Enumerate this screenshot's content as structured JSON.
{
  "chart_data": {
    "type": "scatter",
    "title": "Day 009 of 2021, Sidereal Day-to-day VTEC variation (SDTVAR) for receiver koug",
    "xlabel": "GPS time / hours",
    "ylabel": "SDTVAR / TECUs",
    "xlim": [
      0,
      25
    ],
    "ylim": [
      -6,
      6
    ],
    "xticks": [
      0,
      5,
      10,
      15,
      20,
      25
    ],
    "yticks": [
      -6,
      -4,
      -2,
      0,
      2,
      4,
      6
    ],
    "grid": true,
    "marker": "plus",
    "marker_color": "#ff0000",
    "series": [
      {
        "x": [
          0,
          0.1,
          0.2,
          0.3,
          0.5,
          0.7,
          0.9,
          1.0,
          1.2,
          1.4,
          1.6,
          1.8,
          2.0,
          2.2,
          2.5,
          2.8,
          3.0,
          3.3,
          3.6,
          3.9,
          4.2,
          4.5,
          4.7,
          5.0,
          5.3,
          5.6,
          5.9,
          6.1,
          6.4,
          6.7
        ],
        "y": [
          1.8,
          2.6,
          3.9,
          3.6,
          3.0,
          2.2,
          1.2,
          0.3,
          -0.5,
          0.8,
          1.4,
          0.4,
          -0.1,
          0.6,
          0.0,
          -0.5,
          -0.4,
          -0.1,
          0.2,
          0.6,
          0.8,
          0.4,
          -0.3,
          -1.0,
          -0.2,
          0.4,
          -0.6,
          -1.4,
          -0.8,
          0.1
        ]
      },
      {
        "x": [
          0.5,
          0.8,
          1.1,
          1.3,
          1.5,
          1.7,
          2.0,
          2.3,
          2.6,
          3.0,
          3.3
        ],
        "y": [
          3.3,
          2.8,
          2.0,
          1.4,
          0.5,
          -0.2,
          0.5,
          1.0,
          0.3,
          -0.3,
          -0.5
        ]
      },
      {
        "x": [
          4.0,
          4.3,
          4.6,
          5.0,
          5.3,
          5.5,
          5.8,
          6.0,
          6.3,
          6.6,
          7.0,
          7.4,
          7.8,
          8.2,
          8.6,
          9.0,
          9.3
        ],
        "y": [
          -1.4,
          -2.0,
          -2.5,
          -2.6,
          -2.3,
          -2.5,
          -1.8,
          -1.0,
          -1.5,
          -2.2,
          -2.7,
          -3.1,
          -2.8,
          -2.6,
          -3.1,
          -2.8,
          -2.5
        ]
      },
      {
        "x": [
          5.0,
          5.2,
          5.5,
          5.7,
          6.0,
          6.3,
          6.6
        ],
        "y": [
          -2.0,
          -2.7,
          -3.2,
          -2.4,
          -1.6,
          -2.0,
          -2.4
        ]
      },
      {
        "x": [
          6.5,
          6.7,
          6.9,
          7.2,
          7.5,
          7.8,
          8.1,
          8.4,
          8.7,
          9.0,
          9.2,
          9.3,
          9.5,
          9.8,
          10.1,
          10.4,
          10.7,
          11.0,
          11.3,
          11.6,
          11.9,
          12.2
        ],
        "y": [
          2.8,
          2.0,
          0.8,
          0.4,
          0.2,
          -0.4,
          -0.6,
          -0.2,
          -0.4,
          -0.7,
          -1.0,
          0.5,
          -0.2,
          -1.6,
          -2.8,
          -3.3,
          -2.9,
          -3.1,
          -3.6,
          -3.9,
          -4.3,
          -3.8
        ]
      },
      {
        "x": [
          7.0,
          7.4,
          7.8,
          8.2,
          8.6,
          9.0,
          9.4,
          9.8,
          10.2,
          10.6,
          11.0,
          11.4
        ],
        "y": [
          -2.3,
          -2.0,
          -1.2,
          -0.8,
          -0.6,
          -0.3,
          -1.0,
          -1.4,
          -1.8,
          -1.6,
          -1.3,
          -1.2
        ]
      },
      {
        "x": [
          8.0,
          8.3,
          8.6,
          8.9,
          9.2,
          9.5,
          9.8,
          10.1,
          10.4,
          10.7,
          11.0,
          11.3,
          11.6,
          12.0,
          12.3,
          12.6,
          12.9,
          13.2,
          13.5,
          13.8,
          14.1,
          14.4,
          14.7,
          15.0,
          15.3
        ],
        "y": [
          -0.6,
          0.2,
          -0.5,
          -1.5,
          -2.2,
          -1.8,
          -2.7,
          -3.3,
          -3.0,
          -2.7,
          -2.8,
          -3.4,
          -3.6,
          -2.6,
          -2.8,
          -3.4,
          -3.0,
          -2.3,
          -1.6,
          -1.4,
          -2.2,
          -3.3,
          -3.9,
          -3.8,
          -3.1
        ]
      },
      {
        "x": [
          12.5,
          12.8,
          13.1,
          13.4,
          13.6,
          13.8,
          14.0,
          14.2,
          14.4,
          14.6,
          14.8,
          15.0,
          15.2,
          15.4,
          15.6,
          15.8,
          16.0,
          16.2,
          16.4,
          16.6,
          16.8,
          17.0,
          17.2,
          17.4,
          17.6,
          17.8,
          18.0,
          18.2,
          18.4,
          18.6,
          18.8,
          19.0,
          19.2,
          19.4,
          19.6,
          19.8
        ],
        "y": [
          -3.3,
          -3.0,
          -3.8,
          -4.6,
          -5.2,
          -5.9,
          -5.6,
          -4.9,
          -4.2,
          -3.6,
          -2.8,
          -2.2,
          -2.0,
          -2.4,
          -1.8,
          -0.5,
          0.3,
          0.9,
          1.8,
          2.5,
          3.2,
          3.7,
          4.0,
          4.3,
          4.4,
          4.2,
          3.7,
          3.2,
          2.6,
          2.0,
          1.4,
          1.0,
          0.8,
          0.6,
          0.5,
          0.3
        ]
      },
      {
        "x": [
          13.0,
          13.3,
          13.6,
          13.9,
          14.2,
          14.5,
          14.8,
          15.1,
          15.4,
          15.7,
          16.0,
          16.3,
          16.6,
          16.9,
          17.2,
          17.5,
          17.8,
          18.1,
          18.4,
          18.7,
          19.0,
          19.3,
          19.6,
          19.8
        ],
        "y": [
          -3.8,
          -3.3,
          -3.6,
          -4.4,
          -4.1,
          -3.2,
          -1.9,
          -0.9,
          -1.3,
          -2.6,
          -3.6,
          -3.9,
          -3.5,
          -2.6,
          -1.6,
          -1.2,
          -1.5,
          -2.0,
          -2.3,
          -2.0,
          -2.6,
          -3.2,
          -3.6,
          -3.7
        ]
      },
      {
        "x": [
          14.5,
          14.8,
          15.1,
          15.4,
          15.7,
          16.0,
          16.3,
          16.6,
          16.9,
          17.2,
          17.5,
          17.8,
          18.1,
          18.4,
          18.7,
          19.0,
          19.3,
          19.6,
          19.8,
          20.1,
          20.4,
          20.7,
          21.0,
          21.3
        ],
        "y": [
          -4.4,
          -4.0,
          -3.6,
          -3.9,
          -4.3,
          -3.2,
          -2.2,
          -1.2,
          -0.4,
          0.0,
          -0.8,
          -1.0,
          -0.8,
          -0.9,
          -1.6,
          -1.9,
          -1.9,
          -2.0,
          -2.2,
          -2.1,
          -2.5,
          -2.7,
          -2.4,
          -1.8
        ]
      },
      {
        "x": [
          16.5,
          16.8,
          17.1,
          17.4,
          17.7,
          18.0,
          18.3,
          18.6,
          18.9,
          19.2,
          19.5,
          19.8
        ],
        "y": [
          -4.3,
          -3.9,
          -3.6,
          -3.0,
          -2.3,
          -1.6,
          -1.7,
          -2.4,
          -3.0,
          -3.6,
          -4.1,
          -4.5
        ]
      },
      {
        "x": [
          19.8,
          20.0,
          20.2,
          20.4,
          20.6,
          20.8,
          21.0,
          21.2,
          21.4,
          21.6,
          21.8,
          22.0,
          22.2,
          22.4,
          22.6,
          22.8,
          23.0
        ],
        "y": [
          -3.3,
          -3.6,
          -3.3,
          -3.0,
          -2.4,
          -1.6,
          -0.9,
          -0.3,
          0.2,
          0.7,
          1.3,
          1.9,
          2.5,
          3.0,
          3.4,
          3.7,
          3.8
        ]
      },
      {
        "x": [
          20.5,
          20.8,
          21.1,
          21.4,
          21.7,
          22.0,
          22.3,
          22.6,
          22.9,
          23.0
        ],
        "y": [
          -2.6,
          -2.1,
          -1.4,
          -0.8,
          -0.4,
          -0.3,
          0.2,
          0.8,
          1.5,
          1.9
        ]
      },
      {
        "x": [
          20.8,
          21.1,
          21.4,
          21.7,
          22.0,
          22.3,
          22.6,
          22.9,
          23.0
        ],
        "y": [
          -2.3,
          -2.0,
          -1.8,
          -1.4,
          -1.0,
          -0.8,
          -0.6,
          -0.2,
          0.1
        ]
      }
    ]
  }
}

+ + + + +

**What is being asked:** Search the data above for the string "SDTVAR" and copy each line that has it.

**Answer for this exercise:**
    "title": "Day 009 of 2021, Sidereal Day-to-day VTEC variation (SDTVAR) for receiver koug",
    "ylabel": "SDTVAR / TECUs",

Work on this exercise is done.